Exercise directions: Repeat the records below exactly as they appear.

Data supplied:
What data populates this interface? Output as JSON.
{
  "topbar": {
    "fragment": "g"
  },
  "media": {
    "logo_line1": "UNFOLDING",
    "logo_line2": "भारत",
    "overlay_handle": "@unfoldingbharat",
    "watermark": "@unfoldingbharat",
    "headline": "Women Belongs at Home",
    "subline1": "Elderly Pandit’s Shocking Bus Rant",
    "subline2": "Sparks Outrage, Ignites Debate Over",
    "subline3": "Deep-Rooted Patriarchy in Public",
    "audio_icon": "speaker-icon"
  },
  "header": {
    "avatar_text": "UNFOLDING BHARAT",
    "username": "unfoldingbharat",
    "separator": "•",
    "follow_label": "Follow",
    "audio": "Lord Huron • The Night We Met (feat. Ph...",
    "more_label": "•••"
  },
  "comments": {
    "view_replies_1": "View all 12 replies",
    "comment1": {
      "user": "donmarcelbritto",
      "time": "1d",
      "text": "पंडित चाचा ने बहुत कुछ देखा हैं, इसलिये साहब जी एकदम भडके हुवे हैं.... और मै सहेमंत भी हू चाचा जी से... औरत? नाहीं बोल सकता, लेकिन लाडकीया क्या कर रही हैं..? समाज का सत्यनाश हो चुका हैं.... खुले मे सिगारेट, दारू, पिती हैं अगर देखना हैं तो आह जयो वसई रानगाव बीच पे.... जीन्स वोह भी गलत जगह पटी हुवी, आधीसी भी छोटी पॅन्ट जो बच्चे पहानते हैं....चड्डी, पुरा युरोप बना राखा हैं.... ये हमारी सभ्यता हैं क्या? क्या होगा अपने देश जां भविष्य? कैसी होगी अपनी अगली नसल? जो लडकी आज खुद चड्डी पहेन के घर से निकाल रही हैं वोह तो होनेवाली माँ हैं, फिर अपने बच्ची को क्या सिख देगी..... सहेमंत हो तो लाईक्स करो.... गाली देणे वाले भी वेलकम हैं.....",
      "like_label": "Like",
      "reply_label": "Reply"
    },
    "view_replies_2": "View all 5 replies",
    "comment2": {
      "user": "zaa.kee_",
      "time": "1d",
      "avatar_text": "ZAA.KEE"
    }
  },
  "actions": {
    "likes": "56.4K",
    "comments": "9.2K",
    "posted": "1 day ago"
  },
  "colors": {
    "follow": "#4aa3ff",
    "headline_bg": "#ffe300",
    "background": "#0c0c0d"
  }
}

Worked answer:
What data populates this interface? Output as JSON.
{
  "topbar": {
    "fragment": "g"
  },
  "media": {
    "logo_line1": "UNFOLDING",
    "logo_line2": "भारत",
    "overlay_handle": "@unfoldingbharat",
    "watermark": "@unfoldingbharat",
    "headline": "Women Belongs at Home",
    "subline1": "Elderly Pandit’s Shocking Bus Rant",
    "subline2": "Sparks Outrage, Ignites Debate Over",
    "subline3": "Deep-Rooted Patriarchy in Public",
    "audio_icon": "speaker-icon"
  },
  "header": {
    "avatar_text": "UNFOLDING BHARAT",
    "username": "unfoldingbharat",
    "separator": "•",
    "follow_label": "Follow",
    "audio": "Lord Huron • The Night We Met (feat. Ph...",
    "more_label": "•••"
  },
  "comments": {
    "view_replies_1": "View all 12 replies",
    "comment1": {
      "user": "donmarcelbritto",
      "time": "1d",
      "text": "पंडित चाचा ने बहुत कुछ देखा हैं, इसलिये साहब जी एकदम भडके हुवे हैं.... और मै सहेमंत भी हू चाचा जी से... औरत? नाहीं बोल सकता, लेकिन लाडकीया क्या कर रही हैं..? समाज का सत्यनाश हो चुका हैं.... खुले मे सिगारेट, दारू, पिती हैं अगर देखना हैं तो आह जयो वसई रानगाव बीच पे.... जीन्स वोह भी गलत जगह पटी हुवी, आधीसी भी छोटी पॅन्ट जो बच्चे पहानते हैं....चड्डी, पुरा युरोप बना राखा हैं.... ये हमारी सभ्यता हैं क्या? क्या होगा अपने देश जां भविष्य? कैसी होगी अपनी अगली नसल? जो लडकी आज खुद चड्डी पहेन के घर से निकाल रही हैं वोह तो होनेवाली माँ हैं, फिर अपने बच्ची को क्या सिख देगी..... सहेमंत हो तो लाईक्स करो.... गाली देणे वाले भी वेलकम हैं.....",
      "like_label": "Like",
      "reply_label": "Reply"
    },
    "view_replies_2": "View all 5 replies",
    "comment2": {
      "user": "zaa.kee_",
      "time": "1d",
      "avatar_text": "ZAA.KEE"
    }
  },
  "actions": {
    "likes": "56.4K",
    "comments": "9.2K",
    "posted": "1 day ago"
  },
  "colors": {
    "follow": "#4aa3ff",
    "headline_bg": "#ffe300",
    "background": "#0c0c0d"
  }
}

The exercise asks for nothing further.